Supplied records:

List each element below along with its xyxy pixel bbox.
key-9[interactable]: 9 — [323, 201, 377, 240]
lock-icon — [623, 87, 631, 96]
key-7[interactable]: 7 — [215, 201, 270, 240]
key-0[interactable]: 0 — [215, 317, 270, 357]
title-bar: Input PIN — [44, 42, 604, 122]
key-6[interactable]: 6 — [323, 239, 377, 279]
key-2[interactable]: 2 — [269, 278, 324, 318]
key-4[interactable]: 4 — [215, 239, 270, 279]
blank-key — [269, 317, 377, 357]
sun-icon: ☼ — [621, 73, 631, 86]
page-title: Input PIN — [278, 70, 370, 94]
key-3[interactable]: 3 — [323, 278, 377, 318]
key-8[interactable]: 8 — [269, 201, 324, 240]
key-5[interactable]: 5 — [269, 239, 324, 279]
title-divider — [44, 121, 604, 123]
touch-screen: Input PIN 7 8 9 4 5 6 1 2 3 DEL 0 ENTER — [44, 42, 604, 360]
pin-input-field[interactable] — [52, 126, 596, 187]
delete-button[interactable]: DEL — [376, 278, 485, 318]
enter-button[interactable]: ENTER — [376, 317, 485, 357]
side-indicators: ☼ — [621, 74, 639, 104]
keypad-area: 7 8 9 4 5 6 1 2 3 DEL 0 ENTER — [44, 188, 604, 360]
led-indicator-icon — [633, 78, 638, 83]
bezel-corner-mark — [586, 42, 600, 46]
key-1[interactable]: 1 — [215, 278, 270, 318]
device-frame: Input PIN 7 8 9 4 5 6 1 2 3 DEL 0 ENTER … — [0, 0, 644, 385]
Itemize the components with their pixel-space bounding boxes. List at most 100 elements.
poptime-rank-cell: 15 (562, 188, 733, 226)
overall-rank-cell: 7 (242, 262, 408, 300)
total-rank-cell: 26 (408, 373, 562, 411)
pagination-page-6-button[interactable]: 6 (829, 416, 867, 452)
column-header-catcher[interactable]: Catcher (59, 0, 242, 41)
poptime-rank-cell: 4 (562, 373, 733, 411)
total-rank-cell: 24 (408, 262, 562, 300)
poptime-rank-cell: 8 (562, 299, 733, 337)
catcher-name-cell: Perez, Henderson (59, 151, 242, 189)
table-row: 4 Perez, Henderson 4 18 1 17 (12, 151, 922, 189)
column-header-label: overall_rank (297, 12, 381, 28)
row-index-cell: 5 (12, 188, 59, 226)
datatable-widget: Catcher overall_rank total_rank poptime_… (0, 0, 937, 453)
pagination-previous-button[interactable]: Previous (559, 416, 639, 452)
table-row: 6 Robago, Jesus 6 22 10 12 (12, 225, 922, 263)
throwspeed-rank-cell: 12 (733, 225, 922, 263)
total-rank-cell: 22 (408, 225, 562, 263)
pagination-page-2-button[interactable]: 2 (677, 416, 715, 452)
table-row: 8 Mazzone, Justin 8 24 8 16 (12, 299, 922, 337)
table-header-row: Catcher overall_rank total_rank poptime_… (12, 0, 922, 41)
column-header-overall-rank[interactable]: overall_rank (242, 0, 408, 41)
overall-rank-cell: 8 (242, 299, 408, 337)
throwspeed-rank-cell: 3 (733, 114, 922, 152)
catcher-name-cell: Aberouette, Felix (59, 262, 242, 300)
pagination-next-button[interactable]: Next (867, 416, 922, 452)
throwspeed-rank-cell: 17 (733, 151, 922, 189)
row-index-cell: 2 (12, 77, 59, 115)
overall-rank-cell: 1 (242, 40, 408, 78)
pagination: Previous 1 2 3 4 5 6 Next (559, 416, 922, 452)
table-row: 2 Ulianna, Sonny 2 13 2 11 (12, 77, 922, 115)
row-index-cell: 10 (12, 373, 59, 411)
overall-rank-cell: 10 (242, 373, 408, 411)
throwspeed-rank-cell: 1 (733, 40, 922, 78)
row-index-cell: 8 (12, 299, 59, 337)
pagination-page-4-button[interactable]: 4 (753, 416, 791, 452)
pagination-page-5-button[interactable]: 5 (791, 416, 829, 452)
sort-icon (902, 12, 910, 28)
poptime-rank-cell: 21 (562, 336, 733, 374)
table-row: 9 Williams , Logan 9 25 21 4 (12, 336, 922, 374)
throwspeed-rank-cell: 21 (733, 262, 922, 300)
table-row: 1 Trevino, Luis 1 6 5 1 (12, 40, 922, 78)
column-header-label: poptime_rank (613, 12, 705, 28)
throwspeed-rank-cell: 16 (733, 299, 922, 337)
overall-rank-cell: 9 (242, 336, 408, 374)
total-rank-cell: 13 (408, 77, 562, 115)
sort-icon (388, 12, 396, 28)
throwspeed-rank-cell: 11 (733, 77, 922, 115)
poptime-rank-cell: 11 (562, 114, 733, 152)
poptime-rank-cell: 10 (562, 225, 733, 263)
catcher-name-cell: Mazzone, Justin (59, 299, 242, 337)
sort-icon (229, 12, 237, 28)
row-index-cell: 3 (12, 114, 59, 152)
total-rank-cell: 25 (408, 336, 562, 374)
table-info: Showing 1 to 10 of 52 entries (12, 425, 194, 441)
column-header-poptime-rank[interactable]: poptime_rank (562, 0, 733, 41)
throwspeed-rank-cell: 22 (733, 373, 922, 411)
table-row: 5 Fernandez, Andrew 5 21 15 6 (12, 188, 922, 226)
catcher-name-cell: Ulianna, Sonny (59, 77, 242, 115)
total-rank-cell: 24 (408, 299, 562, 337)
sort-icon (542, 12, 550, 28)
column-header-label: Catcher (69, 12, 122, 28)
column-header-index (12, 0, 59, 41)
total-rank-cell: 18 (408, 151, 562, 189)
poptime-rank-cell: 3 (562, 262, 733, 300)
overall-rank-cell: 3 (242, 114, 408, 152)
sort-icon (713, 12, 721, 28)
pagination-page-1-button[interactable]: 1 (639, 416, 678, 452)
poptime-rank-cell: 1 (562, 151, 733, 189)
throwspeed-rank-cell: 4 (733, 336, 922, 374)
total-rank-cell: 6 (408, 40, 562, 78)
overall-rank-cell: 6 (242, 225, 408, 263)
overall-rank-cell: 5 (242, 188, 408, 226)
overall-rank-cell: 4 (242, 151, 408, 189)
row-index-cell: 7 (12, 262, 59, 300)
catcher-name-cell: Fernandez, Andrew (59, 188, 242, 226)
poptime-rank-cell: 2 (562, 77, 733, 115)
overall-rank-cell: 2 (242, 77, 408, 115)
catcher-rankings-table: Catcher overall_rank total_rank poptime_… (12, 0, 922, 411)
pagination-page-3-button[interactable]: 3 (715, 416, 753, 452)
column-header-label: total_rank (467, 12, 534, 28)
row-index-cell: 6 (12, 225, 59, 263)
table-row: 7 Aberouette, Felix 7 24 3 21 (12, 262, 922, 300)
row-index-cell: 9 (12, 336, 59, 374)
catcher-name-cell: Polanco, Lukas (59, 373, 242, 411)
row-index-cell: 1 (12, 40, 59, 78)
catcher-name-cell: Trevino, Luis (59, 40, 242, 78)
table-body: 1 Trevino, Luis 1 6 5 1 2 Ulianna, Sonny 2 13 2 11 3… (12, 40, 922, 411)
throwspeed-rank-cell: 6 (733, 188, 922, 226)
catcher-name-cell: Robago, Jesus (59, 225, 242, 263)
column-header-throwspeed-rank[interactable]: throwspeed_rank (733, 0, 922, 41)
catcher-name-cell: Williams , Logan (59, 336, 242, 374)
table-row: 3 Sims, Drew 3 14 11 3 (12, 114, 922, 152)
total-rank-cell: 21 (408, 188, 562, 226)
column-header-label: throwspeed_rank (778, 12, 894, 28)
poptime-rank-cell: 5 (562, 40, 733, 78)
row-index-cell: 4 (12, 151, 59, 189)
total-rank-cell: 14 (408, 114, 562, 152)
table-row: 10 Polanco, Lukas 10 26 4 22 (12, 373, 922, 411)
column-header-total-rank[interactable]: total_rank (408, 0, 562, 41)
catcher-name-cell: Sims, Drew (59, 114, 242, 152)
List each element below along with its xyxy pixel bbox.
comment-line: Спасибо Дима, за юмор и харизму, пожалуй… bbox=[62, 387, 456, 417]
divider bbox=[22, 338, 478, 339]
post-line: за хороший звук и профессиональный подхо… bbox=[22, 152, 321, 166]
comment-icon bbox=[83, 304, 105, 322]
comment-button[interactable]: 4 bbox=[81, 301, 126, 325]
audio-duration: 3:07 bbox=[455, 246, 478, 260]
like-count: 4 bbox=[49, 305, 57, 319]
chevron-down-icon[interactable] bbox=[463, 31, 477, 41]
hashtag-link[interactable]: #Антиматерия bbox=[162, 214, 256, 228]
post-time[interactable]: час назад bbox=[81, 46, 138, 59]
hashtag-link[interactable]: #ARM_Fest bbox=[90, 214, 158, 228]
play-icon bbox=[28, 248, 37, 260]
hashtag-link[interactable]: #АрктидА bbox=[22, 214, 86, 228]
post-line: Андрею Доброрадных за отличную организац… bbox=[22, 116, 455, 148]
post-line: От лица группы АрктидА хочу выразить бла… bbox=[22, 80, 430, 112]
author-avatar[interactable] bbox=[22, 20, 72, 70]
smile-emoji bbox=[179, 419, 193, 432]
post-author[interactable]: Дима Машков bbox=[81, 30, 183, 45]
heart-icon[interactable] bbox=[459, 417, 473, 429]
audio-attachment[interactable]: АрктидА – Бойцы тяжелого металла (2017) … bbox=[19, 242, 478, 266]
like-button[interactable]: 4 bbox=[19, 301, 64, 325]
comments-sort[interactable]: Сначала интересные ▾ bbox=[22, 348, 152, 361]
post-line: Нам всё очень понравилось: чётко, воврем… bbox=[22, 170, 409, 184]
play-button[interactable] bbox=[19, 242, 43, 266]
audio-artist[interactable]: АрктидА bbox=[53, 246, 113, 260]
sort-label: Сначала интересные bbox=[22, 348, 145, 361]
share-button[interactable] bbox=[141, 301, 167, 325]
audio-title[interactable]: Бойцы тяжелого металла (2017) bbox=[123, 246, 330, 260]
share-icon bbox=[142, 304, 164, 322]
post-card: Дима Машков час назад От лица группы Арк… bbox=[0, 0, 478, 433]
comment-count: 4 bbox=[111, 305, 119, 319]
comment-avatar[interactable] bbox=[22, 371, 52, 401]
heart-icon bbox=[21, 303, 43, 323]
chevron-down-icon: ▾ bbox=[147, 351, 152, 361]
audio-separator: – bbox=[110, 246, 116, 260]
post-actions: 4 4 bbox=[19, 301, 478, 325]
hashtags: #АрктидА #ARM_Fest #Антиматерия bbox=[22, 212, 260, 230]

Task directions:
Which lines of the data above contain the string "Fernandez"? Report each of them in full.

Answer to the problem:
table-row: 5 Fernandez, Andrew 5 21 15 6 (12, 188, 922, 226)
catcher-name-cell: Fernandez, Andrew (59, 188, 242, 226)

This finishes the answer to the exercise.